REQUIREMENTS: Return every one of these rows unchanged, character for character.

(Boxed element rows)
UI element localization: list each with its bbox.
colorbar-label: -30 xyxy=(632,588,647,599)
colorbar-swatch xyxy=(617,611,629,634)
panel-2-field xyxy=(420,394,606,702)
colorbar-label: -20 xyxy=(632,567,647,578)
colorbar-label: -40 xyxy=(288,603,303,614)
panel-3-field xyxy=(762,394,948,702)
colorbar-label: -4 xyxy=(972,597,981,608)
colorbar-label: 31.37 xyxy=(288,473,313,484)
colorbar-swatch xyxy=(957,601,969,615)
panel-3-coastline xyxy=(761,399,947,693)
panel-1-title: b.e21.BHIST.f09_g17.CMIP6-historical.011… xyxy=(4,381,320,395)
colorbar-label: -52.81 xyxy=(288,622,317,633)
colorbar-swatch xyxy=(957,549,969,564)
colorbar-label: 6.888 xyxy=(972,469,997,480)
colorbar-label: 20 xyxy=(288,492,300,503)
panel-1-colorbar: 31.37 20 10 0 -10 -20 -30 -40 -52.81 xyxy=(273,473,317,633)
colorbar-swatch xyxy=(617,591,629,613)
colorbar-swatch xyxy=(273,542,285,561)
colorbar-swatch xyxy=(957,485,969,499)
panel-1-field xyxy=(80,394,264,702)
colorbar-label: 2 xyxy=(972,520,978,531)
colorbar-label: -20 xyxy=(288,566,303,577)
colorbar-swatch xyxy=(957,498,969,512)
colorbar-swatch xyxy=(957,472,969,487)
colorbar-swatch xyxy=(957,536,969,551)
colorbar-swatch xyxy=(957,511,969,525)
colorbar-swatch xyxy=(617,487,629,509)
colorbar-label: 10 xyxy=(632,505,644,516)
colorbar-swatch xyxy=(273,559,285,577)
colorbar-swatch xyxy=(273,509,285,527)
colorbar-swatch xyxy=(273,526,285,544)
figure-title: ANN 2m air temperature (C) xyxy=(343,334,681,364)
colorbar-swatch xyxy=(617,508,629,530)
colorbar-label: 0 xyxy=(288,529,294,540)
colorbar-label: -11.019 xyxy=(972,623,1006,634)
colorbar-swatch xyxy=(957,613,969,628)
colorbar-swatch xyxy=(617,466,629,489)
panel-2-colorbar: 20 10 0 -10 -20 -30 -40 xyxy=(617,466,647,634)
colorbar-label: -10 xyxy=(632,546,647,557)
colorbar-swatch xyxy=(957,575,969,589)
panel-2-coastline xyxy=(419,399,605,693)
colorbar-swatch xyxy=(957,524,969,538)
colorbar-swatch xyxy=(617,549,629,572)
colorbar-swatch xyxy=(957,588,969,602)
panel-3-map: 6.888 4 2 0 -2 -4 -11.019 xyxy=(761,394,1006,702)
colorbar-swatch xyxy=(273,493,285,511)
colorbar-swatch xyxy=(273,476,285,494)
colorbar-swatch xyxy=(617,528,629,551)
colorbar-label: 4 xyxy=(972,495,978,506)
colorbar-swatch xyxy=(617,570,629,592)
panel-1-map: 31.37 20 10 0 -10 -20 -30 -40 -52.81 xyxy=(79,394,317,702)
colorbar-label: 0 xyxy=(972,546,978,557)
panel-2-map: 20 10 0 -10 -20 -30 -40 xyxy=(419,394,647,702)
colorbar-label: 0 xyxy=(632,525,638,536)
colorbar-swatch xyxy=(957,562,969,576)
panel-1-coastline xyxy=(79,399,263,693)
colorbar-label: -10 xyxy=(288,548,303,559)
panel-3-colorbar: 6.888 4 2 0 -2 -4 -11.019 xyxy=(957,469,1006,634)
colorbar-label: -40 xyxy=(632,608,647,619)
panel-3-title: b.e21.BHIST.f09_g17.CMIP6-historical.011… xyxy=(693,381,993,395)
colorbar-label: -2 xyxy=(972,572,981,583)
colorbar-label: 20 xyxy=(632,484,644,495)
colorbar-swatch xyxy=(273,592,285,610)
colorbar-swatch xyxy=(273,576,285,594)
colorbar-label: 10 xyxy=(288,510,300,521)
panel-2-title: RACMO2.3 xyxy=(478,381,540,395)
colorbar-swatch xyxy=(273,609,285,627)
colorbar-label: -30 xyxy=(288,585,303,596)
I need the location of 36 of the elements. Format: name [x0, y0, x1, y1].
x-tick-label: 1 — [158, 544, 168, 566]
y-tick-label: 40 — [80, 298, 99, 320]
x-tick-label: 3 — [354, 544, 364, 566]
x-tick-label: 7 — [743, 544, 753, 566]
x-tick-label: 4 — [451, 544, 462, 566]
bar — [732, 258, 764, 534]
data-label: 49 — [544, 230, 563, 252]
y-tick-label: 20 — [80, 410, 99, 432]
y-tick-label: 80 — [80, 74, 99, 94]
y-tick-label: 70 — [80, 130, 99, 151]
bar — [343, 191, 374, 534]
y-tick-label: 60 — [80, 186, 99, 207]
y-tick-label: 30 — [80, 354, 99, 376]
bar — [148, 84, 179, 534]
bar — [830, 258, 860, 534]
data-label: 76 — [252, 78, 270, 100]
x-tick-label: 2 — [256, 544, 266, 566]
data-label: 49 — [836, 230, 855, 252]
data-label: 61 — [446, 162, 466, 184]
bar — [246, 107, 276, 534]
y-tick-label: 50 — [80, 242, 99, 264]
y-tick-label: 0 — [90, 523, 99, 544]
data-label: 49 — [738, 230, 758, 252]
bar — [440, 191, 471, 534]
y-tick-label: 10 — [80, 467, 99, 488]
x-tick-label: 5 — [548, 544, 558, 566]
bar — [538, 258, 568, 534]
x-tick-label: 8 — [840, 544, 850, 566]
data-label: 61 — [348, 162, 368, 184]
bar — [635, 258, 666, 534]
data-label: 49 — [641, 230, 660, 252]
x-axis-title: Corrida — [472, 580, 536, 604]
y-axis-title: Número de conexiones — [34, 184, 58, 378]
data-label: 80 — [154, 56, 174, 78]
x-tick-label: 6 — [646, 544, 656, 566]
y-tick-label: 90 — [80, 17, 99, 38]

SOLUTION:
UI element localization: list each with its bbox.
colorbar-label: -30 xyxy=(632,588,647,599)
colorbar-swatch xyxy=(617,611,629,634)
panel-2-field xyxy=(420,394,606,702)
colorbar-label: -20 xyxy=(632,567,647,578)
colorbar-label: -40 xyxy=(288,603,303,614)
panel-3-field xyxy=(762,394,948,702)
colorbar-label: -4 xyxy=(972,597,981,608)
colorbar-label: 31.37 xyxy=(288,473,313,484)
colorbar-swatch xyxy=(957,601,969,615)
panel-3-coastline xyxy=(761,399,947,693)
panel-1-title: b.e21.BHIST.f09_g17.CMIP6-historical.011… xyxy=(4,381,320,395)
colorbar-label: -52.81 xyxy=(288,622,317,633)
colorbar-swatch xyxy=(957,549,969,564)
colorbar-label: 6.888 xyxy=(972,469,997,480)
colorbar-label: 20 xyxy=(288,492,300,503)
panel-1-colorbar: 31.37 20 10 0 -10 -20 -30 -40 -52.81 xyxy=(273,473,317,633)
colorbar-swatch xyxy=(617,591,629,613)
colorbar-swatch xyxy=(273,542,285,561)
colorbar-swatch xyxy=(957,485,969,499)
panel-1-field xyxy=(80,394,264,702)
colorbar-label: 2 xyxy=(972,520,978,531)
colorbar-label: -20 xyxy=(288,566,303,577)
colorbar-swatch xyxy=(957,498,969,512)
colorbar-swatch xyxy=(957,472,969,487)
colorbar-swatch xyxy=(957,536,969,551)
colorbar-swatch xyxy=(957,511,969,525)
colorbar-swatch xyxy=(617,487,629,509)
colorbar-label: 10 xyxy=(632,505,644,516)
colorbar-swatch xyxy=(273,559,285,577)
colorbar-swatch xyxy=(273,509,285,527)
colorbar-swatch xyxy=(273,526,285,544)
figure-title: ANN 2m air temperature (C) xyxy=(343,334,681,364)
colorbar-swatch xyxy=(617,508,629,530)
colorbar-label: 0 xyxy=(288,529,294,540)
colorbar-label: -11.019 xyxy=(972,623,1006,634)
colorbar-swatch xyxy=(957,613,969,628)
colorbar-swatch xyxy=(617,466,629,489)
panel-2-colorbar: 20 10 0 -10 -20 -30 -40 xyxy=(617,466,647,634)
colorbar-label: -10 xyxy=(632,546,647,557)
colorbar-swatch xyxy=(957,575,969,589)
panel-2-coastline xyxy=(419,399,605,693)
colorbar-swatch xyxy=(957,524,969,538)
colorbar-swatch xyxy=(617,549,629,572)
colorbar-swatch xyxy=(957,588,969,602)
panel-3-map: 6.888 4 2 0 -2 -4 -11.019 xyxy=(761,394,1006,702)
colorbar-swatch xyxy=(273,493,285,511)
colorbar-swatch xyxy=(273,476,285,494)
colorbar-swatch xyxy=(617,528,629,551)
colorbar-label: 4 xyxy=(972,495,978,506)
colorbar-swatch xyxy=(617,570,629,592)
panel-1-map: 31.37 20 10 0 -10 -20 -30 -40 -52.81 xyxy=(79,394,317,702)
colorbar-label: 0 xyxy=(972,546,978,557)
panel-2-map: 20 10 0 -10 -20 -30 -40 xyxy=(419,394,647,702)
colorbar-label: 0 xyxy=(632,525,638,536)
colorbar-swatch xyxy=(957,562,969,576)
panel-1-coastline xyxy=(79,399,263,693)
colorbar-label: -10 xyxy=(288,548,303,559)
panel-3-colorbar: 6.888 4 2 0 -2 -4 -11.019 xyxy=(957,469,1006,634)
colorbar-label: -40 xyxy=(632,608,647,619)
panel-3-title: b.e21.BHIST.f09_g17.CMIP6-historical.011… xyxy=(693,381,993,395)
colorbar-label: -2 xyxy=(972,572,981,583)
colorbar-label: 20 xyxy=(632,484,644,495)
colorbar-swatch xyxy=(273,592,285,610)
colorbar-swatch xyxy=(273,576,285,594)
colorbar-label: 10 xyxy=(288,510,300,521)
panel-2-title: RACMO2.3 xyxy=(478,381,540,395)
colorbar-swatch xyxy=(273,609,285,627)
colorbar-label: -30 xyxy=(288,585,303,596)
I need the location of 36 of the elements. Format: name [x0, y0, x1, y1].
x-tick-label: 1 — [158, 544, 168, 566]
y-tick-label: 40 — [80, 298, 99, 320]
x-tick-label: 3 — [354, 544, 364, 566]
x-tick-label: 7 — [743, 544, 753, 566]
x-tick-label: 4 — [451, 544, 462, 566]
bar — [732, 258, 764, 534]
data-label: 49 — [544, 230, 563, 252]
y-tick-label: 20 — [80, 410, 99, 432]
y-tick-label: 80 — [80, 74, 99, 94]
y-tick-label: 70 — [80, 130, 99, 151]
bar — [343, 191, 374, 534]
y-tick-label: 60 — [80, 186, 99, 207]
y-tick-label: 30 — [80, 354, 99, 376]
bar — [148, 84, 179, 534]
bar — [830, 258, 860, 534]
data-label: 76 — [252, 78, 270, 100]
x-tick-label: 2 — [256, 544, 266, 566]
data-label: 49 — [836, 230, 855, 252]
data-label: 61 — [446, 162, 466, 184]
bar — [246, 107, 276, 534]
y-tick-label: 50 — [80, 242, 99, 264]
y-tick-label: 0 — [90, 523, 99, 544]
data-label: 49 — [738, 230, 758, 252]
bar — [440, 191, 471, 534]
y-tick-label: 10 — [80, 467, 99, 488]
x-tick-label: 5 — [548, 544, 558, 566]
bar — [538, 258, 568, 534]
x-tick-label: 8 — [840, 544, 850, 566]
data-label: 61 — [348, 162, 368, 184]
bar — [635, 258, 666, 534]
data-label: 49 — [641, 230, 660, 252]
x-axis-title: Corrida — [472, 580, 536, 604]
y-axis-title: Número de conexiones — [34, 184, 58, 378]
data-label: 80 — [154, 56, 174, 78]
x-tick-label: 6 — [646, 544, 656, 566]
y-tick-label: 90 — [80, 17, 99, 38]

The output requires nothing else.